- Work to do -
For the data that follows, report how many lines contain the word "凯伦股份", and nothing else.

- Dataset rows -
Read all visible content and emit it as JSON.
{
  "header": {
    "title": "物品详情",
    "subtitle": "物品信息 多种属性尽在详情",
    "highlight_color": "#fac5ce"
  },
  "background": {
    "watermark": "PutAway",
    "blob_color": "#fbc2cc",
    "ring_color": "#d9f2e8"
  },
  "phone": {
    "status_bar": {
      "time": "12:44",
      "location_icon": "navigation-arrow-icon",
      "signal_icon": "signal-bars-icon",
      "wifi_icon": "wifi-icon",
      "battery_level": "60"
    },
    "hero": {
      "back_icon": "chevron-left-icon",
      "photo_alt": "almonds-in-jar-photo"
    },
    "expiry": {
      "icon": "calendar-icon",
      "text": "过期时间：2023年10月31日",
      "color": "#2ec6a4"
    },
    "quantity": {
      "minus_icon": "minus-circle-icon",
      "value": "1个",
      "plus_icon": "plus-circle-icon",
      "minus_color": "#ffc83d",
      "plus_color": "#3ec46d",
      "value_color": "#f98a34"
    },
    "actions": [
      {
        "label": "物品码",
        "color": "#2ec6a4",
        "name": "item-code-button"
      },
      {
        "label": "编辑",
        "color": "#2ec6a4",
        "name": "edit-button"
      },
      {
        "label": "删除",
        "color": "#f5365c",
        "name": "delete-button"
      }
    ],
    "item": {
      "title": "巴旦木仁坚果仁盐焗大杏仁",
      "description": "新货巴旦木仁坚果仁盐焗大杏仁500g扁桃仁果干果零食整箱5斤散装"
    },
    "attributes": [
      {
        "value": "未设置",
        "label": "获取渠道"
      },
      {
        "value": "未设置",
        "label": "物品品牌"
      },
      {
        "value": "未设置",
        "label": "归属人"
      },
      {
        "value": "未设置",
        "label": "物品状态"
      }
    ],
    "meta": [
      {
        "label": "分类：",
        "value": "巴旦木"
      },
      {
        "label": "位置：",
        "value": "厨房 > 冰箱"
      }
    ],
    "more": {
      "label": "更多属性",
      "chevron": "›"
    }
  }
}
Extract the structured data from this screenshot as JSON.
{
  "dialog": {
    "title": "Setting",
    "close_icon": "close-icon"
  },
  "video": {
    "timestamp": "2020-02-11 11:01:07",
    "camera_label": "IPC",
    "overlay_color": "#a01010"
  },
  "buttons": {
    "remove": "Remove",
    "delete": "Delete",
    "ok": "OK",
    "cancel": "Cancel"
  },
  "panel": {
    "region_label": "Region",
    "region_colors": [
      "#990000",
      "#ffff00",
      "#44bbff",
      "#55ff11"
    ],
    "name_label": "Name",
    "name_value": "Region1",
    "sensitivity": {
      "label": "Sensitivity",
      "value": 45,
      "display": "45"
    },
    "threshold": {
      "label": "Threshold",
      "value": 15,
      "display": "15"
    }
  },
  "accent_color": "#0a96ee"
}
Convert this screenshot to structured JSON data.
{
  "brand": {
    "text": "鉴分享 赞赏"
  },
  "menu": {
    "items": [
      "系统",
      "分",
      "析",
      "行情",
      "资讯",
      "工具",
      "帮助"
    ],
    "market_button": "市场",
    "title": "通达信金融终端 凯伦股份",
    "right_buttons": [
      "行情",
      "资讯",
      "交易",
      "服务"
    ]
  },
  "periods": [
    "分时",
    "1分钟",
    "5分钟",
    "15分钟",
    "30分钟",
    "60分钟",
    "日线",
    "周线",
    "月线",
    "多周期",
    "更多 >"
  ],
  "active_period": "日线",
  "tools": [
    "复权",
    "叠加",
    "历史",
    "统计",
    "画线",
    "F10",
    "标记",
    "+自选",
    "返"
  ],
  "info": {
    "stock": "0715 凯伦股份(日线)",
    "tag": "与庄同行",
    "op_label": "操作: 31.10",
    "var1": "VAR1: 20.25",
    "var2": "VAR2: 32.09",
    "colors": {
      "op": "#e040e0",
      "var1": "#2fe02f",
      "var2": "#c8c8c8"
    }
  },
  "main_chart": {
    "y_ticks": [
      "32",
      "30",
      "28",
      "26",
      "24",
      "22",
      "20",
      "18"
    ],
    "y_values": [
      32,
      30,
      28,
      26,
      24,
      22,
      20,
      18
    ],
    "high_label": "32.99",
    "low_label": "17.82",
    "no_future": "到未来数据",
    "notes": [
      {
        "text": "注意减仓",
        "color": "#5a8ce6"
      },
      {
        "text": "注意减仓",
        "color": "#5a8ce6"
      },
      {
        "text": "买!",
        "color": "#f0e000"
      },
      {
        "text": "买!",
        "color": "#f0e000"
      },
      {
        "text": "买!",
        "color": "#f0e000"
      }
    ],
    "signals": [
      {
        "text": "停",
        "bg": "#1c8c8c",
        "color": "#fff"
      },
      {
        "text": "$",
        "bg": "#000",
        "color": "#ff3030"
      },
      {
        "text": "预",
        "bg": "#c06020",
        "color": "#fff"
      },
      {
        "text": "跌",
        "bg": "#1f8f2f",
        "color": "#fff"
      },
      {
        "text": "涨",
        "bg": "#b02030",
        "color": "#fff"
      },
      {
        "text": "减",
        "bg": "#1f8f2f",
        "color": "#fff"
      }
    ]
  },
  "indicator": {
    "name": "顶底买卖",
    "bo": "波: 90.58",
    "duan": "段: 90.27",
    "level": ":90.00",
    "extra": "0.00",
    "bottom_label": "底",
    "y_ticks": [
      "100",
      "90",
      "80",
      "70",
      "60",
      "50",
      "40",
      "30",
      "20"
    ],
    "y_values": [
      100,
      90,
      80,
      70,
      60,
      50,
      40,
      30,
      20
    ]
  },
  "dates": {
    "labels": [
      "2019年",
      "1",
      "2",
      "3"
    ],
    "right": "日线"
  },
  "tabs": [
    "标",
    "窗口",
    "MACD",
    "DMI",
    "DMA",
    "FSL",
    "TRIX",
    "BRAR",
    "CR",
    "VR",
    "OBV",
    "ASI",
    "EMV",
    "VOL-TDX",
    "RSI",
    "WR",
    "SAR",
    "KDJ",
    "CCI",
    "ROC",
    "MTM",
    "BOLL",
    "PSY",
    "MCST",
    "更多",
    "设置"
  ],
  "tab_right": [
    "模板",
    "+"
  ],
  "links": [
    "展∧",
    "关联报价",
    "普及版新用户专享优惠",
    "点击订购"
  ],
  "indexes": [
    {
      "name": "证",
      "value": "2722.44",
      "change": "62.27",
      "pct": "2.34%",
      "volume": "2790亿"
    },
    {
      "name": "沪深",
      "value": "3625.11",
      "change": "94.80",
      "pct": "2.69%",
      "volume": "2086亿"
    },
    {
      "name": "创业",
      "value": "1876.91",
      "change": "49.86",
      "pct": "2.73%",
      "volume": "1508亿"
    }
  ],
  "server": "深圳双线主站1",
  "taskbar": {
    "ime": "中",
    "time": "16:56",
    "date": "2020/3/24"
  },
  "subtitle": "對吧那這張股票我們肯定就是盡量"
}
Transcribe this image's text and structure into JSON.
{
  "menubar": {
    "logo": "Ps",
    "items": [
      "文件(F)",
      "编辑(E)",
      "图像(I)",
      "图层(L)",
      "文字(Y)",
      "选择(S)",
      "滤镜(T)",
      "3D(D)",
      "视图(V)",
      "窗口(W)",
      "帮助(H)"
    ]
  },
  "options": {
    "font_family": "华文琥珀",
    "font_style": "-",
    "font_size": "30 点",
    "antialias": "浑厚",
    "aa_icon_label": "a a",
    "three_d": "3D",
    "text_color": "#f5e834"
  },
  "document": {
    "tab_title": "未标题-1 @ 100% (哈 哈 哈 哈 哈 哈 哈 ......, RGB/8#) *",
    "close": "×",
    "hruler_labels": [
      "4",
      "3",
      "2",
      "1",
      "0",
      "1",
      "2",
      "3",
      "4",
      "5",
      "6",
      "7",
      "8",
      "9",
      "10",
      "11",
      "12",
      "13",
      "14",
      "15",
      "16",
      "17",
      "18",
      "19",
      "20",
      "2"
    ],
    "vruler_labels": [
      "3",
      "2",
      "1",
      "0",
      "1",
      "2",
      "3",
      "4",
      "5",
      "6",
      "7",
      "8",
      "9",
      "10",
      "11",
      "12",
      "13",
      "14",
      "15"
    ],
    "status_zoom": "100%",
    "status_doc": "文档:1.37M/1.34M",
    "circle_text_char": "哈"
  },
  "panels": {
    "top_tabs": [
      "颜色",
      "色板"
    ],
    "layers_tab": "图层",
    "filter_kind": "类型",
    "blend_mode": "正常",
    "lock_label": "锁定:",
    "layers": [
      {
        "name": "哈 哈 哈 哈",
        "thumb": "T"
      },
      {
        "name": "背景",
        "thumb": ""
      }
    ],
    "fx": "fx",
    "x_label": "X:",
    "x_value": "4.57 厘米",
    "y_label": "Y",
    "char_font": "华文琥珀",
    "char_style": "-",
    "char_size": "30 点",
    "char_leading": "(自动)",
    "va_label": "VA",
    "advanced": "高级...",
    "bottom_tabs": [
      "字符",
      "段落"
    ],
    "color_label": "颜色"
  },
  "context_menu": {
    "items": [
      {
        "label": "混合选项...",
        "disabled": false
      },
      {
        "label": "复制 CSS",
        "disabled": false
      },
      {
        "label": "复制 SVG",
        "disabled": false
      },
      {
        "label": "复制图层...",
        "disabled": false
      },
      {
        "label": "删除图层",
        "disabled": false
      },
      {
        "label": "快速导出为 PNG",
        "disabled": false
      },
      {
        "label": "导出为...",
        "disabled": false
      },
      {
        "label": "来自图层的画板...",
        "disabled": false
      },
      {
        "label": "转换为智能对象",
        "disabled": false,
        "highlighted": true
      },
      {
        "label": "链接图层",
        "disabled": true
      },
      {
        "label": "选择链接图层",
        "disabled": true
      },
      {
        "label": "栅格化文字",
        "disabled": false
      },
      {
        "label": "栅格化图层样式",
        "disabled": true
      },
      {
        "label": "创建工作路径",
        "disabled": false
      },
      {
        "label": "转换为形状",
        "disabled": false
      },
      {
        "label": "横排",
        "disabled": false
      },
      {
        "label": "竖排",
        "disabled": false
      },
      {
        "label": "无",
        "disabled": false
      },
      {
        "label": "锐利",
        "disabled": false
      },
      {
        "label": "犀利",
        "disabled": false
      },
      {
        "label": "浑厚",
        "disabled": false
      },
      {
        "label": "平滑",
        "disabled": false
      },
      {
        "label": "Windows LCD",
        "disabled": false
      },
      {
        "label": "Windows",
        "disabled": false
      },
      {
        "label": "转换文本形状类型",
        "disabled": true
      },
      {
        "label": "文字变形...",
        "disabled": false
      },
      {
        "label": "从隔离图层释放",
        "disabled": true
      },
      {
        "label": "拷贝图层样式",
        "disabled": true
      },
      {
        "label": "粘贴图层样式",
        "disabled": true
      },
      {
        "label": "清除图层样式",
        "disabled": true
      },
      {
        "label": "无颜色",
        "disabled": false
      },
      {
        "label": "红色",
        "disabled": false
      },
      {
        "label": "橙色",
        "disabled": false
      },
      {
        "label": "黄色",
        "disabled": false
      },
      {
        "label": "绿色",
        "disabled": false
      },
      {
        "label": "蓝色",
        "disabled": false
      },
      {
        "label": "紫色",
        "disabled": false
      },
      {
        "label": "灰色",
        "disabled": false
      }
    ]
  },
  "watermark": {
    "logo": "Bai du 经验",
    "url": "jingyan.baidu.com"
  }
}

- Solution to the problem -
2